• [Extracted text]:
···

Despite the romanticized idea of moving to another country, my adjustment
to life in Ecuador has been quite the challenge. Whether it’s home
sickness, culture shock, language barriers, isolation, or everything all at
once, making it through some days can be tough. Don’t get me wrong, I’m
infatuated with Ecuador and its people and culture. However, the dramatic
and continuous changes in my life can be a lot to digest! Sometimes, the
thought of being comfortably snuggled up on my couch in Oregon with my
family and dog sounds all too nice. To combat the very real temptation of
bailing and hopping on the next flight home, I’ve made a list of my
favorite parts of life in this wonderful country and the things that are
keeping me here.
At the top of my list is the group hugs I get to be a part of at the start
of every English class at the school where I work. The moment I open the
door I am faced with a stampede of anywhere from 10 to 40 eight-year-olds.
It’s an overwhelming experience and sometimes I lose my balance but I
wouldn’t trade those welcomes for anything.
Another thing I value is my walks. I do a lot of walking here – averaging
about seven miles a day. This gives me a chance to process everything that
happens throughout my days and can also can be a great way to cool down
after a frustration!! Every walk is different – the chilly dashes to school
at 6:30am are nothing like the hikes through cornfields in the afternoon’s
sweltering sun, but I love them just the same. The clarity I get during
this time is invaluable.
Here in Ecuador there is a fourth meal – Pan y Cafecito. Every day between
4pm and 6pm everyone sits down together and has bread and over-sugared
black coffee. I love that many families in Ecuador take this additional
time during the day to be intentional about being together. Pan y Cafecito
is my favorite meal!
The people I’ve met through this program are incredible and I have
developed very deep and meaningful friendships that I am so grateful for.
Moving across the world together really bonds people and I can’t imagine
going through this experience with anyone else by my side. My friends here
in Ecuador as well as the larger global cohort inspire me to continue
giving this experience my all.
I recently moved in with the Almeida family and their
kindness and welcoming spirits have made my days here so much happier. (The
picture above is of us resting in a park last Sunday after a big meal of
empanadas and fried fish!) One of my favorite parts of living with this
family is the dance parties I get to have with my four-year old host
sister, Sammy. At least once a day we turn on the speaker, turn of the
lights, and dance our hearts out.

···

• [Entries shown]:
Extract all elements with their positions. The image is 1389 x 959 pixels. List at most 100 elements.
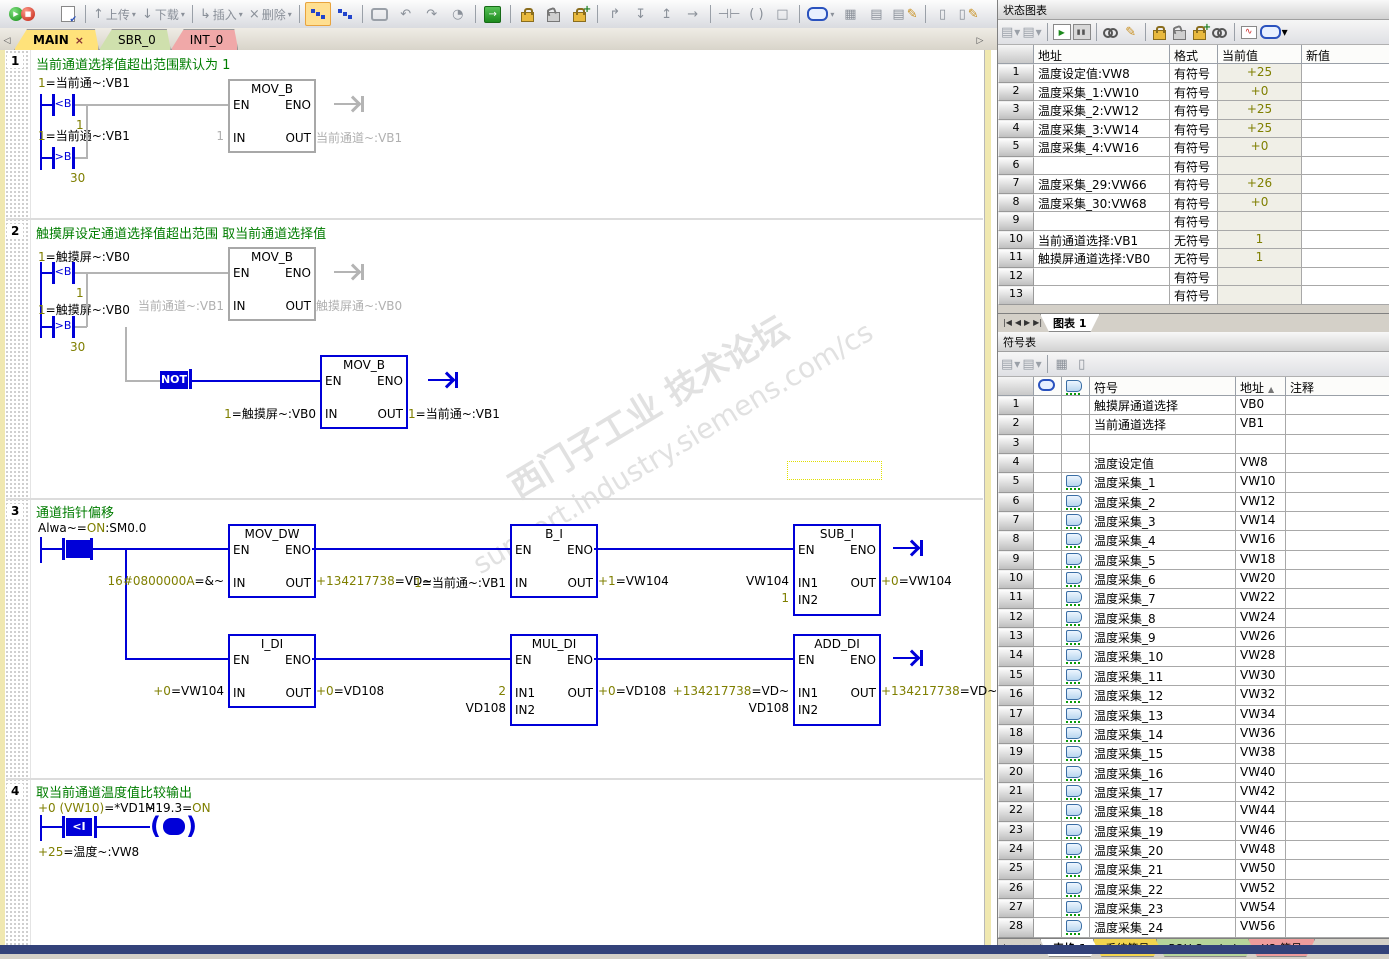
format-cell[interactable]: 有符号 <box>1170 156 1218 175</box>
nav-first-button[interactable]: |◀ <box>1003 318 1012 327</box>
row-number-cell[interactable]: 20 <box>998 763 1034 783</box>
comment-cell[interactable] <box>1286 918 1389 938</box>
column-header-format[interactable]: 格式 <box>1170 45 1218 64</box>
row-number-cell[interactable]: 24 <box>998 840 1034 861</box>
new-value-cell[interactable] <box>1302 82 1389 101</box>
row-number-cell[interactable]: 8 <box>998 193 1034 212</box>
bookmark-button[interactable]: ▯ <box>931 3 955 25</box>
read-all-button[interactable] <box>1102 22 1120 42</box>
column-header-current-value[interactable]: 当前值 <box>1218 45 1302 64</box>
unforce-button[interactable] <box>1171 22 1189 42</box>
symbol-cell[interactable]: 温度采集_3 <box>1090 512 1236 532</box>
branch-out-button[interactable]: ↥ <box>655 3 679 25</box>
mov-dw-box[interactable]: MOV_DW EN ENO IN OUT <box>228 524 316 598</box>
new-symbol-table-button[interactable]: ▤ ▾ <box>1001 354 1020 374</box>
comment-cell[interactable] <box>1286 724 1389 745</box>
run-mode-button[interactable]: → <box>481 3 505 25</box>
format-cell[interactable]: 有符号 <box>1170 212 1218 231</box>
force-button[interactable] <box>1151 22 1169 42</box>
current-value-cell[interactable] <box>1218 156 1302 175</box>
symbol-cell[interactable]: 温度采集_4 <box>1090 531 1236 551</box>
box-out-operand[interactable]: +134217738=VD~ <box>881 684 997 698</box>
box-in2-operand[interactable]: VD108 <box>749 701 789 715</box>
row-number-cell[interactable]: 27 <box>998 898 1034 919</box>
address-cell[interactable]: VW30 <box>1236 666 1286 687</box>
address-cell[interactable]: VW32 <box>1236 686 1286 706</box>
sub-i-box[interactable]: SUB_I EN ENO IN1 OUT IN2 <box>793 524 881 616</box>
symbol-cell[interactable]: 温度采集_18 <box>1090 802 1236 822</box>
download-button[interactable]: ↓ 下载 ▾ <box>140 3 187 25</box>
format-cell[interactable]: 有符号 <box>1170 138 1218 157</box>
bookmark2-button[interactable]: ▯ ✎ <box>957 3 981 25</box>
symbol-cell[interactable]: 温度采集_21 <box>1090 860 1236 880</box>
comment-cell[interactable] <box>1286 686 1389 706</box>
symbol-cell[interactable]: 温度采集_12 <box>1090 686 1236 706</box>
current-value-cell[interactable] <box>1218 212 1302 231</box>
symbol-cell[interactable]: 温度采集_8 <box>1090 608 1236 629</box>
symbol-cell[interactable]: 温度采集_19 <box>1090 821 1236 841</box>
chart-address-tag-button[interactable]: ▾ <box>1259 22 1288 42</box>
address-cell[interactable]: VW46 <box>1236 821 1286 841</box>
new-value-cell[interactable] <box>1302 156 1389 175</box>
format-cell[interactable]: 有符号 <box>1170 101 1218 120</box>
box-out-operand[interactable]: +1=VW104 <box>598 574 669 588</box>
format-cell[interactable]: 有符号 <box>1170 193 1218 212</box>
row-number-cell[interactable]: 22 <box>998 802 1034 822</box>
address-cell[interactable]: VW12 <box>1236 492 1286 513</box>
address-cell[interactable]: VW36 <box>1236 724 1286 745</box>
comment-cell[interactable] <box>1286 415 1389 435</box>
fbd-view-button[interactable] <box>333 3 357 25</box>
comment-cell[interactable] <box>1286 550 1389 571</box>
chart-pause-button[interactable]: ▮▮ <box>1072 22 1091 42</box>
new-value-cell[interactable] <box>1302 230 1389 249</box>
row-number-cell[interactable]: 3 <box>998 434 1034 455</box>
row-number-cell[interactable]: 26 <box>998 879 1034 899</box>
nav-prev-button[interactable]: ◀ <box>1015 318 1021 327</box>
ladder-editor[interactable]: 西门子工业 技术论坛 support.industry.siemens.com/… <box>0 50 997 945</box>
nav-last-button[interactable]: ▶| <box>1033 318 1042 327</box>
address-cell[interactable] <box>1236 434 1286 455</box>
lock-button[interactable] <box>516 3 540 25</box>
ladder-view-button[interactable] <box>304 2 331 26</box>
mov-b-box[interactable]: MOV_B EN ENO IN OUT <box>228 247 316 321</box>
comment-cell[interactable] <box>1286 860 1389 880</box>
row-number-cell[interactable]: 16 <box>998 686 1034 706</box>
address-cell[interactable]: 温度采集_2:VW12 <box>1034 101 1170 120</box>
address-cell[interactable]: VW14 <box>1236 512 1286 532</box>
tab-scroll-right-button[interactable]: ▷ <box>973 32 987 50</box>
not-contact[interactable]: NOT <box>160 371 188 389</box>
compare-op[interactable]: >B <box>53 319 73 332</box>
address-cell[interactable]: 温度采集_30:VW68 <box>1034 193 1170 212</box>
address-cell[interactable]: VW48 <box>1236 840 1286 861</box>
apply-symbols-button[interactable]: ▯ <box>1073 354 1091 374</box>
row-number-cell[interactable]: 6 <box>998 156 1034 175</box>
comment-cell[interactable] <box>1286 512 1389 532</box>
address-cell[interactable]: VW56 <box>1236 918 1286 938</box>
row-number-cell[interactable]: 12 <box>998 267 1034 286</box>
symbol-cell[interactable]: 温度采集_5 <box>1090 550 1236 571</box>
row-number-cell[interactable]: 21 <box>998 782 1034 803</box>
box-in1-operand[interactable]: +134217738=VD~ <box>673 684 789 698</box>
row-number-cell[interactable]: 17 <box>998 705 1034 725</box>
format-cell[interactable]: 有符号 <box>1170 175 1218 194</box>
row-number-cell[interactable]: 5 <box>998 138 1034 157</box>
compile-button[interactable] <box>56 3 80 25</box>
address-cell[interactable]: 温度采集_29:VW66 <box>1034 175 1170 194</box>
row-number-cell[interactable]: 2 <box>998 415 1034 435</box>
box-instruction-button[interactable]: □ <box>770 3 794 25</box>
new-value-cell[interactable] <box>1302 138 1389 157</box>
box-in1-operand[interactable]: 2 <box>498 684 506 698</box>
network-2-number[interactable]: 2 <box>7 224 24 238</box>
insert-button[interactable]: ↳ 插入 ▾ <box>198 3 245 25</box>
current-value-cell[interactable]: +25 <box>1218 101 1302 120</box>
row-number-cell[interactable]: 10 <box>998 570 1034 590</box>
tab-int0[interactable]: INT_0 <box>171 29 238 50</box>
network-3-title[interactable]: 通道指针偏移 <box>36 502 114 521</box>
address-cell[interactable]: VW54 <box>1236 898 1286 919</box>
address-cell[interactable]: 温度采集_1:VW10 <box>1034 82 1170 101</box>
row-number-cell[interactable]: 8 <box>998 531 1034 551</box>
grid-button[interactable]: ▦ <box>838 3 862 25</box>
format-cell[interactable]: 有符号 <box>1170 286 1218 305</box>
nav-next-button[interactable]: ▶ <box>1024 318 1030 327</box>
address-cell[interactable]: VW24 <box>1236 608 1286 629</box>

···

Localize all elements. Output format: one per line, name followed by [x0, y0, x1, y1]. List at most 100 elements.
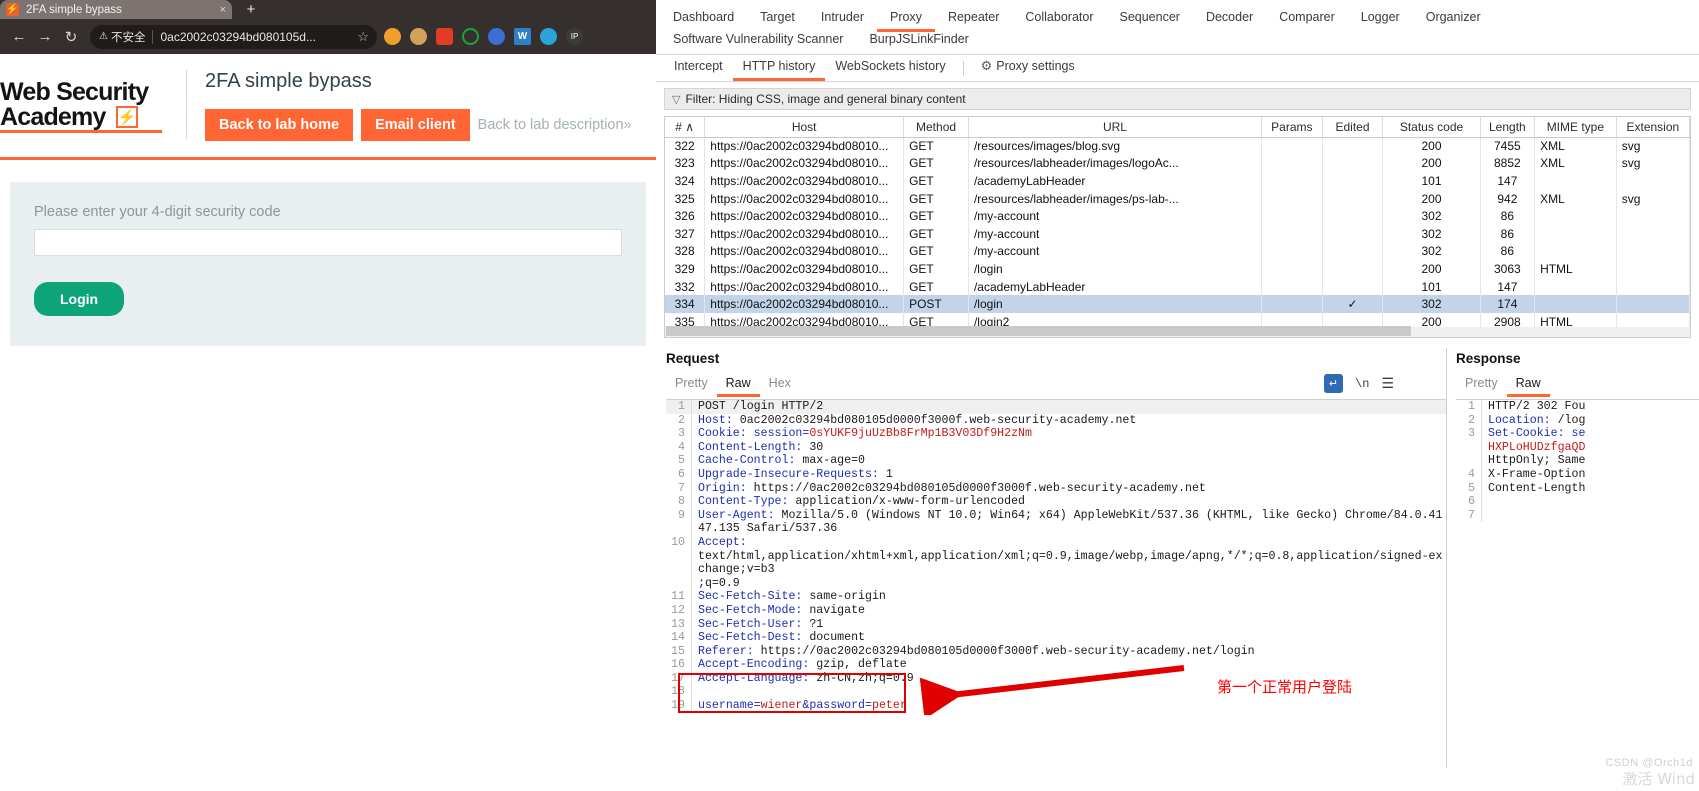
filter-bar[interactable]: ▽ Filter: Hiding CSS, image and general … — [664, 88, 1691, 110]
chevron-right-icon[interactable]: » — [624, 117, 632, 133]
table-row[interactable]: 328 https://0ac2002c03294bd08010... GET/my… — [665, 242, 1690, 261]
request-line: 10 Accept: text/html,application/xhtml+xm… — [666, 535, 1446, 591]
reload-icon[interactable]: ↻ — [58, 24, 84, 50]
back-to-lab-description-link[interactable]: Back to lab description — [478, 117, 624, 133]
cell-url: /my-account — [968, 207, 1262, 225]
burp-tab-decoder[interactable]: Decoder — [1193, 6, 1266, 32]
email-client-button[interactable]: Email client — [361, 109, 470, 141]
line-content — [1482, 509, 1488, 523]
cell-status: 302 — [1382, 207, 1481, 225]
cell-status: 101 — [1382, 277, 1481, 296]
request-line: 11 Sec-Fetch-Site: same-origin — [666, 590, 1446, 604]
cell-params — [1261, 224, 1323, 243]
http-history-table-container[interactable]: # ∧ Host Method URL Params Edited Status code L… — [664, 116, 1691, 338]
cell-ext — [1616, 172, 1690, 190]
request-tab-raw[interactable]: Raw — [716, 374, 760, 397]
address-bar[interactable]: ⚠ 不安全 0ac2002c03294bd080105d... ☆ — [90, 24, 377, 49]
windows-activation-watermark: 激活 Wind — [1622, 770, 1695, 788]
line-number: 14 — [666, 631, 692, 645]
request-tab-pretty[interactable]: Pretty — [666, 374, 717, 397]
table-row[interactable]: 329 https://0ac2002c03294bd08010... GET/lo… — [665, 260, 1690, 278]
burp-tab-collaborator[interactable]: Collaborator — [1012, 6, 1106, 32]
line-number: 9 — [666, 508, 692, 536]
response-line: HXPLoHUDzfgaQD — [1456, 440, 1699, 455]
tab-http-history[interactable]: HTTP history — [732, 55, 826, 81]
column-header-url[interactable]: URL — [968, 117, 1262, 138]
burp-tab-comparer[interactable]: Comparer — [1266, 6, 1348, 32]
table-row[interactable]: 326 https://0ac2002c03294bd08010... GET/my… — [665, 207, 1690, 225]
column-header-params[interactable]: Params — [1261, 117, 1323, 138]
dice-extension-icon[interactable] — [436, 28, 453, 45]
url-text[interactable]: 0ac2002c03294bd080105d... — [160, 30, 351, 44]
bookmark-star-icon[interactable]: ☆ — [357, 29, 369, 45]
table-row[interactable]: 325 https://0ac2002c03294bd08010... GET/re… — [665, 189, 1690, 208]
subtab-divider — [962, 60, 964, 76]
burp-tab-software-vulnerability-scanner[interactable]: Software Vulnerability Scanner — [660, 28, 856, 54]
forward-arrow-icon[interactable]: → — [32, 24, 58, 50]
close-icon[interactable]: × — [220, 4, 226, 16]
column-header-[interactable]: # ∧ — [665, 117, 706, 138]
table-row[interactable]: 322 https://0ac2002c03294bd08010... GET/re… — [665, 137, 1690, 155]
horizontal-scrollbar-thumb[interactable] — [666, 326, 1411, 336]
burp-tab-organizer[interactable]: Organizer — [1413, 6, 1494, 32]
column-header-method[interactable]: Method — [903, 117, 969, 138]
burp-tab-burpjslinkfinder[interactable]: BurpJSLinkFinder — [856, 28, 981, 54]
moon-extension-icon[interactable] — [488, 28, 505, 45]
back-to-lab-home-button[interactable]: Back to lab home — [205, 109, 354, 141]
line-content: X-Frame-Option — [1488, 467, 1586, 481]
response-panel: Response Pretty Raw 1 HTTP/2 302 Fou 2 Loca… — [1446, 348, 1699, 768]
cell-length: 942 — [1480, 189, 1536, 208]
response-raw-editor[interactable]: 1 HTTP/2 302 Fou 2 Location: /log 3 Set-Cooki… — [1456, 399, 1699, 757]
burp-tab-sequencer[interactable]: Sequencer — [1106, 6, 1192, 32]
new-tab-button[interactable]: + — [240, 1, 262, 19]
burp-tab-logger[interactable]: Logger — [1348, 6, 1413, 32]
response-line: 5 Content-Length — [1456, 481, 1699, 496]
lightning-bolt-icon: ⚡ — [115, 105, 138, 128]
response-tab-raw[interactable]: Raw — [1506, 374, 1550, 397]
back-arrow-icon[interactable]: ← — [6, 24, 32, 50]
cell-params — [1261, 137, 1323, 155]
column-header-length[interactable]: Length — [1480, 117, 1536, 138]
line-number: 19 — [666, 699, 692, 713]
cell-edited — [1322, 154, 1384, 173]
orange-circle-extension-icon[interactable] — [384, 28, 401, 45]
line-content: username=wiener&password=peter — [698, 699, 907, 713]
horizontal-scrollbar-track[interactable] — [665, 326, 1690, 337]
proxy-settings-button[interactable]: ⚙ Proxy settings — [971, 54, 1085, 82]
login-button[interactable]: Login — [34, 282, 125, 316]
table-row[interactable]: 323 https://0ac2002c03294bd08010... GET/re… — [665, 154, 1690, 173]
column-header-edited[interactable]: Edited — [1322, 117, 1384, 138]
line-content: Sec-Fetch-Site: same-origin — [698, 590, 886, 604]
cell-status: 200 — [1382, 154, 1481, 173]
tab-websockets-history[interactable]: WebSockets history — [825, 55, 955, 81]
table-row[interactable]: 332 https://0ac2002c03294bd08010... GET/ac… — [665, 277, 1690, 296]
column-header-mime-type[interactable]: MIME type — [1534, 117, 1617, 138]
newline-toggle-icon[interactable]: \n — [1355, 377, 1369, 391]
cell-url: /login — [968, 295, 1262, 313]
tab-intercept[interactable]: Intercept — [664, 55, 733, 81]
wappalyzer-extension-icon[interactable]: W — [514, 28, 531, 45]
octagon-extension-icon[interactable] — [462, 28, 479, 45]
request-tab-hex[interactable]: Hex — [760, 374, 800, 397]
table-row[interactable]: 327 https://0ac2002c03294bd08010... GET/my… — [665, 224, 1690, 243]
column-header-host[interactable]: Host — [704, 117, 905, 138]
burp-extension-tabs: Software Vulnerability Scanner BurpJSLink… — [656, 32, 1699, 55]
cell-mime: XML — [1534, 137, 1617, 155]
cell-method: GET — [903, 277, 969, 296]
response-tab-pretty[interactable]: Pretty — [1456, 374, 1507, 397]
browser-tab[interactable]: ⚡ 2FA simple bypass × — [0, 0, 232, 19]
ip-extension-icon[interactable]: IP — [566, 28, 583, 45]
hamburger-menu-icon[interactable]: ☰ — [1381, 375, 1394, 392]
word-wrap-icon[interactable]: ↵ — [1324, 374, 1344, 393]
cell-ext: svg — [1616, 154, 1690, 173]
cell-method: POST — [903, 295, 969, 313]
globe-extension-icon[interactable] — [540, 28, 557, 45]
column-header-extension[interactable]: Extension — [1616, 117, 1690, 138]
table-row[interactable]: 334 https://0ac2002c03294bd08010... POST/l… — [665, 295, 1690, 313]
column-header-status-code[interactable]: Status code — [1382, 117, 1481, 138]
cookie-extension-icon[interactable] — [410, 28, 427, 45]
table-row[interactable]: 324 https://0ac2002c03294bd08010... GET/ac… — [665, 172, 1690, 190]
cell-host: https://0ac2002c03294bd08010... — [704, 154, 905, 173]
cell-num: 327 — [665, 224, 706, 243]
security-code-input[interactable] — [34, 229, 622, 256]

···

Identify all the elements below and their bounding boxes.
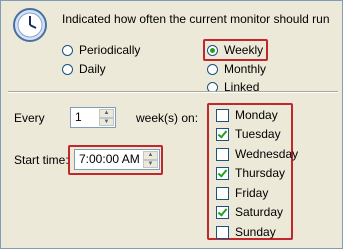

···

• [Actions to take]:
- a) In the piece on life in Ecuador, rewrite everything from "The people I’ve" down to "experience my all.", putting "remarkable" in place of "incredible".
- b) According to the piece on life in Ecuador, how far does the writer walk on an average day?

• [Answers provided]:
- a)
The people I’ve met through this program are remarkable and I have
developed very deep and meaningful friendships that I am so grateful for.
Moving across the world together really bonds people and I can’t imagine
going through this experience with anyone else by my side. My friends here
in Ecuador as well as the larger global cohort inspire me to continue
giving this experience my all.

- b) About seven miles a day.